> **Input records**:
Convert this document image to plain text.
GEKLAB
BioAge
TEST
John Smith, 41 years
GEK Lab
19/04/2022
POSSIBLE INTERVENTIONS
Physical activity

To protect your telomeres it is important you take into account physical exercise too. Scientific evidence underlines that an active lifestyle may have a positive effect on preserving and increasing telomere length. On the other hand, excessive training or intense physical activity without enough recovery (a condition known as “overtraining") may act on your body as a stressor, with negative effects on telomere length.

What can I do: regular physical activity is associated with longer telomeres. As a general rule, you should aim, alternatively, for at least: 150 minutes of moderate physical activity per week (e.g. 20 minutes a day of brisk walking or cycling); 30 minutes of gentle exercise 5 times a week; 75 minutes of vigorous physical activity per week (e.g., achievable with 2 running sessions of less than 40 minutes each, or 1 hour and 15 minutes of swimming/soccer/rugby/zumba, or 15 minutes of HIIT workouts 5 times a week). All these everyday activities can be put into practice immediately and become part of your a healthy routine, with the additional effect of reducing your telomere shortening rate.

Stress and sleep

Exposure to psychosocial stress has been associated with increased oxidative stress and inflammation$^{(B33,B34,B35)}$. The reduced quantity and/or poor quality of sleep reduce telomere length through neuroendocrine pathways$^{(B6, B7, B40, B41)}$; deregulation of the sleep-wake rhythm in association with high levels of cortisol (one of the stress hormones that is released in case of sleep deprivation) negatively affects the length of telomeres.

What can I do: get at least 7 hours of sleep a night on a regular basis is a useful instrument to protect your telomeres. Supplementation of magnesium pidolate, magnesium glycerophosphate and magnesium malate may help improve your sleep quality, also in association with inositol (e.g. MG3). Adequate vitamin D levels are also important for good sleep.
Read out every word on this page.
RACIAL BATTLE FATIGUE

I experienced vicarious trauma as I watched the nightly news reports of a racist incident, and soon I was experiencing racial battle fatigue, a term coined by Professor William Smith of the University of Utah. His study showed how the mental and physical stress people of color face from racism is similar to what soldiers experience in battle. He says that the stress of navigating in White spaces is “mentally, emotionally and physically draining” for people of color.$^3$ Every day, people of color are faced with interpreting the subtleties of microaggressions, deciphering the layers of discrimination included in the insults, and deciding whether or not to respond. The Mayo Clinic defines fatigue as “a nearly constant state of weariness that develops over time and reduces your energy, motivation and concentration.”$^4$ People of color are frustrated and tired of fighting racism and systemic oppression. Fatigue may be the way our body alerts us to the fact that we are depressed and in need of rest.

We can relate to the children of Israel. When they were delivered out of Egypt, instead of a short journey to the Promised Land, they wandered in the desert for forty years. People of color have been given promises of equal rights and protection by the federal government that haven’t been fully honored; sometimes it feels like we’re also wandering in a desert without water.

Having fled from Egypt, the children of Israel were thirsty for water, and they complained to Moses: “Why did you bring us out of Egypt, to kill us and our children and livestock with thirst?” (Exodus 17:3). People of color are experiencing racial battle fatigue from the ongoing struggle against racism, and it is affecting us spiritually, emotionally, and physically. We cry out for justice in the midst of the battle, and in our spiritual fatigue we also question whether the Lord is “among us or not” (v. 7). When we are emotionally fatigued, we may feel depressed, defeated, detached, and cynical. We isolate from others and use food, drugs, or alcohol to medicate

> **Request**: Transcribe every line of the data, exactly as it stands.

> **Correct result**:
Convert this document image to plain text.
GEKLAB
BioAge
TEST
John Smith, 41 years
GEK Lab
19/04/2022
POSSIBLE INTERVENTIONS
Physical activity

To protect your telomeres it is important you take into account physical exercise too. Scientific evidence underlines that an active lifestyle may have a positive effect on preserving and increasing telomere length. On the other hand, excessive training or intense physical activity without enough recovery (a condition known as “overtraining") may act on your body as a stressor, with negative effects on telomere length.

What can I do: regular physical activity is associated with longer telomeres. As a general rule, you should aim, alternatively, for at least: 150 minutes of moderate physical activity per week (e.g. 20 minutes a day of brisk walking or cycling); 30 minutes of gentle exercise 5 times a week; 75 minutes of vigorous physical activity per week (e.g., achievable with 2 running sessions of less than 40 minutes each, or 1 hour and 15 minutes of swimming/soccer/rugby/zumba, or 15 minutes of HIIT workouts 5 times a week). All these everyday activities can be put into practice immediately and become part of your a healthy routine, with the additional effect of reducing your telomere shortening rate.

Stress and sleep

Exposure to psychosocial stress has been associated with increased oxidative stress and inflammation$^{(B33,B34,B35)}$. The reduced quantity and/or poor quality of sleep reduce telomere length through neuroendocrine pathways$^{(B6, B7, B40, B41)}$; deregulation of the sleep-wake rhythm in association with high levels of cortisol (one of the stress hormones that is released in case of sleep deprivation) negatively affects the length of telomeres.

What can I do: get at least 7 hours of sleep a night on a regular basis is a useful instrument to protect your telomeres. Supplementation of magnesium pidolate, magnesium glycerophosphate and magnesium malate may help improve your sleep quality, also in association with inositol (e.g. MG3). Adequate vitamin D levels are also important for good sleep.
Read out every word on this page.
RACIAL BATTLE FATIGUE

I experienced vicarious trauma as I watched the nightly news reports of a racist incident, and soon I was experiencing racial battle fatigue, a term coined by Professor William Smith of the University of Utah. His study showed how the mental and physical stress people of color face from racism is similar to what soldiers experience in battle. He says that the stress of navigating in White spaces is “mentally, emotionally and physically draining” for people of color.$^3$ Every day, people of color are faced with interpreting the subtleties of microaggressions, deciphering the layers of discrimination included in the insults, and deciding whether or not to respond. The Mayo Clinic defines fatigue as “a nearly constant state of weariness that develops over time and reduces your energy, motivation and concentration.”$^4$ People of color are frustrated and tired of fighting racism and systemic oppression. Fatigue may be the way our body alerts us to the fact that we are depressed and in need of rest.

We can relate to the children of Israel. When they were delivered out of Egypt, instead of a short journey to the Promised Land, they wandered in the desert for forty years. People of color have been given promises of equal rights and protection by the federal government that haven’t been fully honored; sometimes it feels like we’re also wandering in a desert without water.

Having fled from Egypt, the children of Israel were thirsty for water, and they complained to Moses: “Why did you bring us out of Egypt, to kill us and our children and livestock with thirst?” (Exodus 17:3). People of color are experiencing racial battle fatigue from the ongoing struggle against racism, and it is affecting us spiritually, emotionally, and physically. We cry out for justice in the midst of the battle, and in our spiritual fatigue we also question whether the Lord is “among us or not” (v. 7). When we are emotionally fatigued, we may feel depressed, defeated, detached, and cynical. We isolate from others and use food, drugs, or alcohol to medicate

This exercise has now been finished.